** begin **

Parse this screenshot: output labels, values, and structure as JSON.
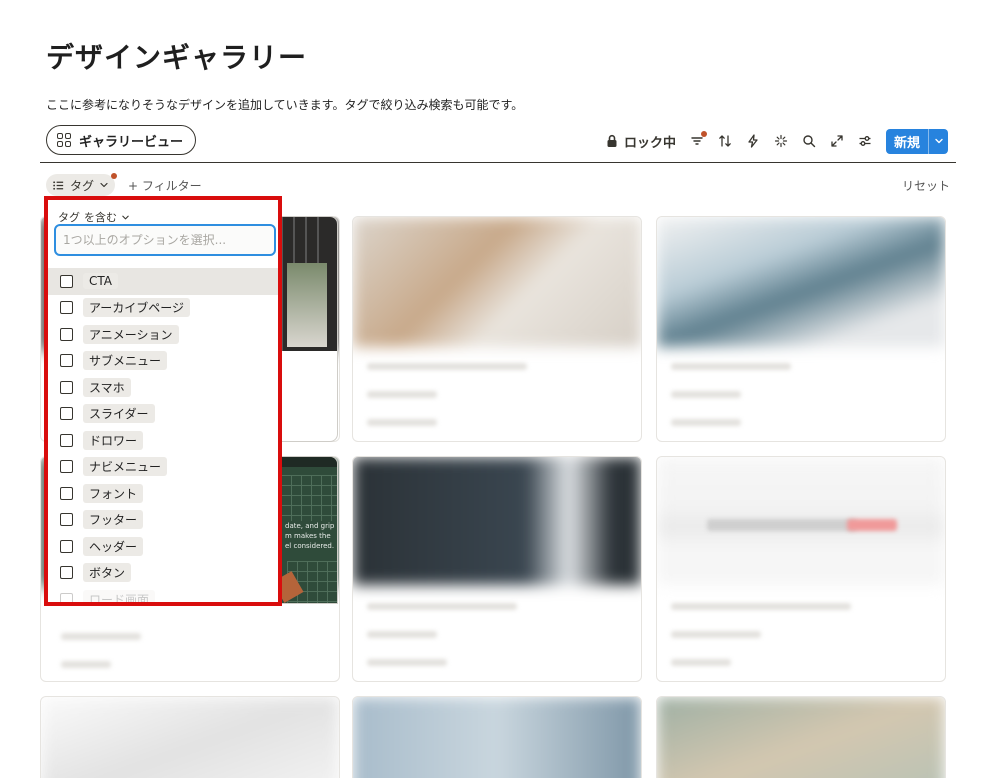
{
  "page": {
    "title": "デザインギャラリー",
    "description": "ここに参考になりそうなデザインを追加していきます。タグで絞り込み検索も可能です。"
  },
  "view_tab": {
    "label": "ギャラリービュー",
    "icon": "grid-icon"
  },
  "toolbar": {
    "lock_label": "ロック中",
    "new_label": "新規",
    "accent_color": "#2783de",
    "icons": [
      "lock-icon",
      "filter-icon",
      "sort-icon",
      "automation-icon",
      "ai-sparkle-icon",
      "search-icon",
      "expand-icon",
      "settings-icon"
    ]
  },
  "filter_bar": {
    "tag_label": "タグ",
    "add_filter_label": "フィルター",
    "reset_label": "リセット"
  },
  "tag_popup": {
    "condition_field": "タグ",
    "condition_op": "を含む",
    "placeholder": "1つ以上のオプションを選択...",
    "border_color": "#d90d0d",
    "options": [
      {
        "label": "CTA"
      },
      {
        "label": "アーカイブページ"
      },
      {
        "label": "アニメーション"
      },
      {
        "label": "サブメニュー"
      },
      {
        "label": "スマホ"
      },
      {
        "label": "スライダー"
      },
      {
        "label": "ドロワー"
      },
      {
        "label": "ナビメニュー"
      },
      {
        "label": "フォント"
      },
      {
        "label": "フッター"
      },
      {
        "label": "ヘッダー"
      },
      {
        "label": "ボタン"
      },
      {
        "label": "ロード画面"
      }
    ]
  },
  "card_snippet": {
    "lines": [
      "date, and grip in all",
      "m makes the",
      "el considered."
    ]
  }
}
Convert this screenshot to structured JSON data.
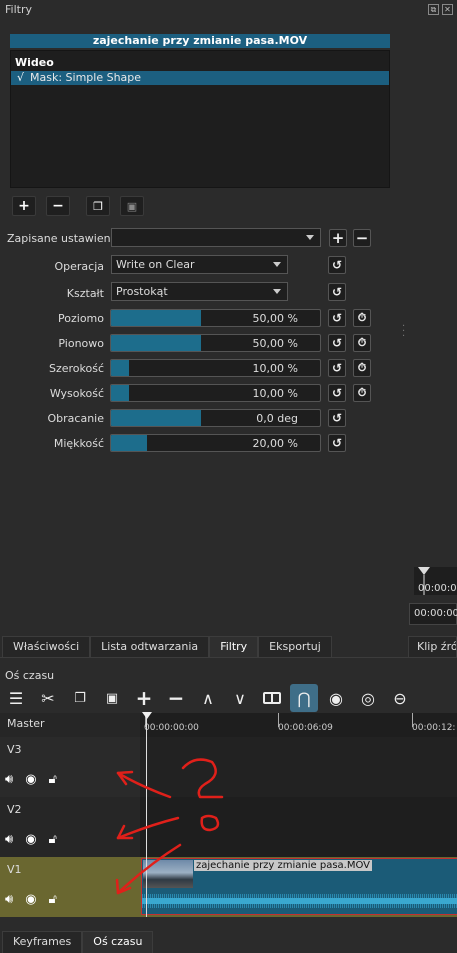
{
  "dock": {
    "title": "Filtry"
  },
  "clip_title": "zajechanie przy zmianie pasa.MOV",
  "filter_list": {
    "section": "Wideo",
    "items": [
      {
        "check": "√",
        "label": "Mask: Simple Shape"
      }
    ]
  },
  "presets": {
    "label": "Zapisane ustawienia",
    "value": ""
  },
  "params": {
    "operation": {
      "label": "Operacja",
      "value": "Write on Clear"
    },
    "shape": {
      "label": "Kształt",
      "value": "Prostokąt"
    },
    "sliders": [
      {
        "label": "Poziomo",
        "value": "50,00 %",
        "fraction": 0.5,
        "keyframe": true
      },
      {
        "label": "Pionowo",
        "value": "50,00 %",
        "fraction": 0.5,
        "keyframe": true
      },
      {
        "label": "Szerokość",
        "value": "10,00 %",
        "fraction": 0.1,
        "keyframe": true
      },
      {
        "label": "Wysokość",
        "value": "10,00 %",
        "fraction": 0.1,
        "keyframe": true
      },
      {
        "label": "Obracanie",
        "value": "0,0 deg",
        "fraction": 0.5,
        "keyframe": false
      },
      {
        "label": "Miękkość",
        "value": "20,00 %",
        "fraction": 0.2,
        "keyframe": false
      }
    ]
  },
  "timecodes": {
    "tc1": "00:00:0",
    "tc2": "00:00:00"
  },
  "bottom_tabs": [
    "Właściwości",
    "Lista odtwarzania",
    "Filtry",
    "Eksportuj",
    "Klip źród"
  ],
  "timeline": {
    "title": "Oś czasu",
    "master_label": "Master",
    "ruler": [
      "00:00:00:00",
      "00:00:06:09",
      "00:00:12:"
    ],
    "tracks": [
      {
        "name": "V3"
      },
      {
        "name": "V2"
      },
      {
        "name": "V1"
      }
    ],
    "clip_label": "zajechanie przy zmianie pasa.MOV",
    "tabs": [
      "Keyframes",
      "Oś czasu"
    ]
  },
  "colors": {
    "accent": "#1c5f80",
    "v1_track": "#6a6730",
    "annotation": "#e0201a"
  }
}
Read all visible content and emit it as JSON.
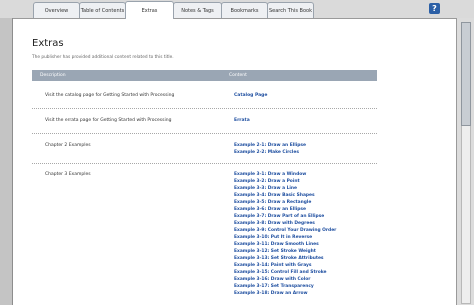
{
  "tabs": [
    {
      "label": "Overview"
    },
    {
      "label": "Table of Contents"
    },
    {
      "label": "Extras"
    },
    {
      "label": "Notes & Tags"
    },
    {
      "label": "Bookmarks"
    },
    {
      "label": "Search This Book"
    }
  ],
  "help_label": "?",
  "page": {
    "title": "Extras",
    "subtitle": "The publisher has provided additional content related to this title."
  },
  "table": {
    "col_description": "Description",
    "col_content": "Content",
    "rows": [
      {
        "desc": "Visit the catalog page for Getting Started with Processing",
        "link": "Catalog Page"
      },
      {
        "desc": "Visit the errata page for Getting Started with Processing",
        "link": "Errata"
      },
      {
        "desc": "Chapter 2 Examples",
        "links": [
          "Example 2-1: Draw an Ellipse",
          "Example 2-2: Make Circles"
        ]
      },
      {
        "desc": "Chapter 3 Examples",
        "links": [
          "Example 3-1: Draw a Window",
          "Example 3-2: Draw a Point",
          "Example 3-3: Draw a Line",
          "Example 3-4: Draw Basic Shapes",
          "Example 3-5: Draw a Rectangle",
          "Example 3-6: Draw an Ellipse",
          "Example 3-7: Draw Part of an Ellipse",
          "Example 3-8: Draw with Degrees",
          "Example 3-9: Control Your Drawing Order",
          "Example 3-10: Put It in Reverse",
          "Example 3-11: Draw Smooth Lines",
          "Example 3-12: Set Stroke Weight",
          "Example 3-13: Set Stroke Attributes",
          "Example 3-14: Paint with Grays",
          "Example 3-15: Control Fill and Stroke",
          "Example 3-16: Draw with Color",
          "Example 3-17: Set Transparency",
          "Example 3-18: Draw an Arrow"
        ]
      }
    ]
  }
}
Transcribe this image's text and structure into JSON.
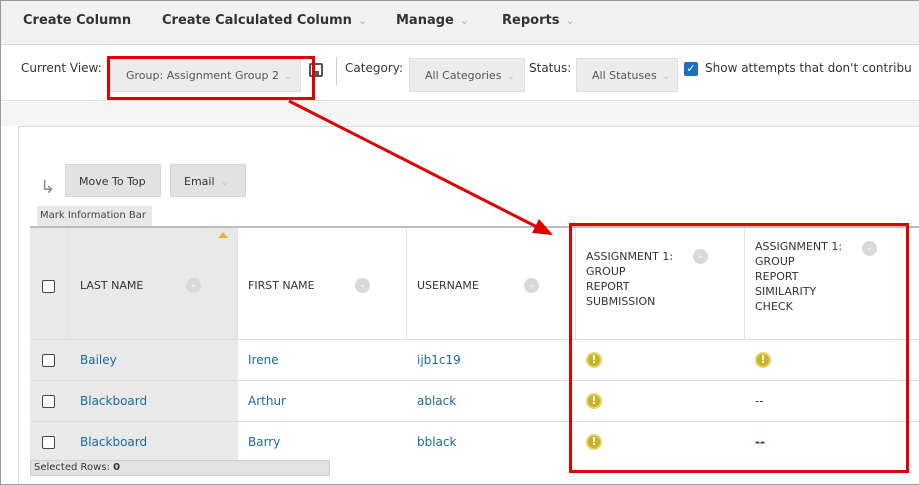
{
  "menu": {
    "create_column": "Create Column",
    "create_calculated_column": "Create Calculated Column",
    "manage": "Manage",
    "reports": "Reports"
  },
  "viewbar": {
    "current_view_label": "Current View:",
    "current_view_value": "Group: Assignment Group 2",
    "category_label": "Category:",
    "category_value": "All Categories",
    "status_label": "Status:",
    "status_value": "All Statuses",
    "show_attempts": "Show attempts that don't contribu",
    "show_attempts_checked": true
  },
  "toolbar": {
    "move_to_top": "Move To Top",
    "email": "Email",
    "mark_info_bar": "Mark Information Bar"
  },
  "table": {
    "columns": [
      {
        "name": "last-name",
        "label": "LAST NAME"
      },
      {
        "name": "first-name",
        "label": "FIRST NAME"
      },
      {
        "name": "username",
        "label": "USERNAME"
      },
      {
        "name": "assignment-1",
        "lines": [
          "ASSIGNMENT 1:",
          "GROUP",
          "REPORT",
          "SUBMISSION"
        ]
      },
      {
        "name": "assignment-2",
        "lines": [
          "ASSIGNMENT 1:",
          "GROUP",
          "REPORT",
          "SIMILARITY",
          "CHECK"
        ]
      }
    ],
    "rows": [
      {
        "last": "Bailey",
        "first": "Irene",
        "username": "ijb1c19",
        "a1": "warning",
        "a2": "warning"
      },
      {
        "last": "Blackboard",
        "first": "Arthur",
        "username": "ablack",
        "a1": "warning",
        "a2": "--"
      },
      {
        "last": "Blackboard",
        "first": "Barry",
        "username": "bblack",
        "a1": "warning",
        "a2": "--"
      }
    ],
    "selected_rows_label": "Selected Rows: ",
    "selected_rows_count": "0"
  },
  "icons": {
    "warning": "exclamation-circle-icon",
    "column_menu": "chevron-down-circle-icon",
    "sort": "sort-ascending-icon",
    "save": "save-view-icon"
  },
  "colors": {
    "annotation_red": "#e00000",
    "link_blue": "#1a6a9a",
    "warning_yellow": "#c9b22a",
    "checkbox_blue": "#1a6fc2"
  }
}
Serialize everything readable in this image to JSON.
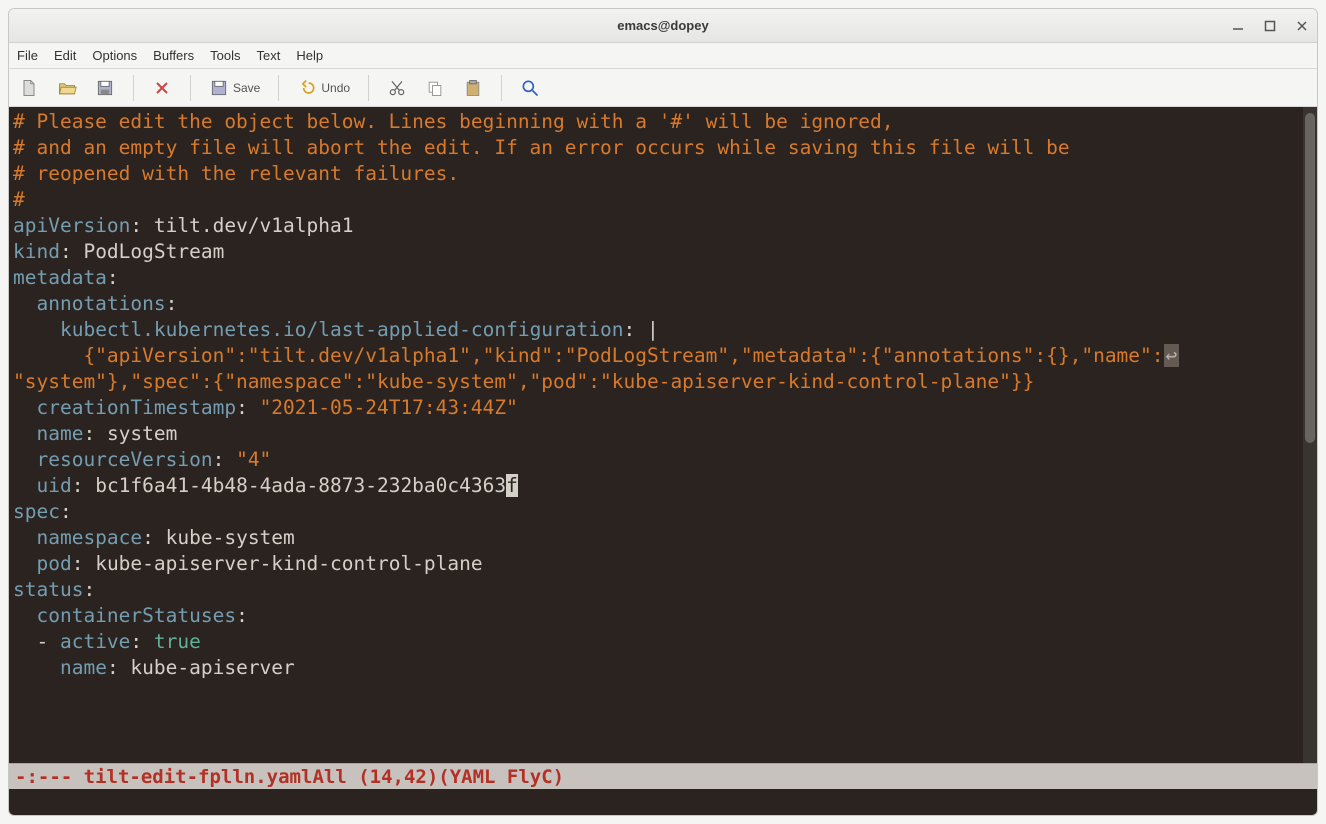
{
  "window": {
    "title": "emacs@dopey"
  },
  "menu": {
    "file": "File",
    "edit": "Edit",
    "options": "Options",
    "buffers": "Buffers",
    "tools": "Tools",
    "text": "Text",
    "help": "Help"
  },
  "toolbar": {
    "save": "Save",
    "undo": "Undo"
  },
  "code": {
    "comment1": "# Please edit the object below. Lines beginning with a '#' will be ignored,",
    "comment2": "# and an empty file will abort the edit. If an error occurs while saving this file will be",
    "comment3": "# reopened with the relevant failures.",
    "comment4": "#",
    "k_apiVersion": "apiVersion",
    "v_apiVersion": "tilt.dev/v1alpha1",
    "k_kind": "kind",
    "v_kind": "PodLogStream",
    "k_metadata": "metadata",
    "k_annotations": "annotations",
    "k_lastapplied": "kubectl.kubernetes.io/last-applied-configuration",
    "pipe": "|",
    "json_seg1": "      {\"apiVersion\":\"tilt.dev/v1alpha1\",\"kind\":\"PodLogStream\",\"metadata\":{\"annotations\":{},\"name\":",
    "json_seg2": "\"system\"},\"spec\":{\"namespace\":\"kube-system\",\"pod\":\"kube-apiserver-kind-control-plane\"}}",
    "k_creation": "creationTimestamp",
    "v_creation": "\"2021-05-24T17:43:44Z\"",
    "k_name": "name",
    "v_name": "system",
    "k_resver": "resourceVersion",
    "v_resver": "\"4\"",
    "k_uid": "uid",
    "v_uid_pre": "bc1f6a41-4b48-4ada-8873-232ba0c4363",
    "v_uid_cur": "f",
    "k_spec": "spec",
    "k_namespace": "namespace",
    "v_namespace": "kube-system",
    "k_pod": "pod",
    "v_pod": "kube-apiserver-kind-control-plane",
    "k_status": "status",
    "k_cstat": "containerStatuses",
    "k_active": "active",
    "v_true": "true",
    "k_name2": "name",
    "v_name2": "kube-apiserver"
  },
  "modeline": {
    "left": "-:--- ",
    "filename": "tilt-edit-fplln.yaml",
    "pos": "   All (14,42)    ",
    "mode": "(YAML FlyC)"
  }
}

** end **

> WORK TO BE COMPLETED
Single out each line of the records above with the string "Chapter" in it, and copy it.

> REPLY
        "desc": "Chapter 2 Examples",
        "desc": "Chapter 3 Examples",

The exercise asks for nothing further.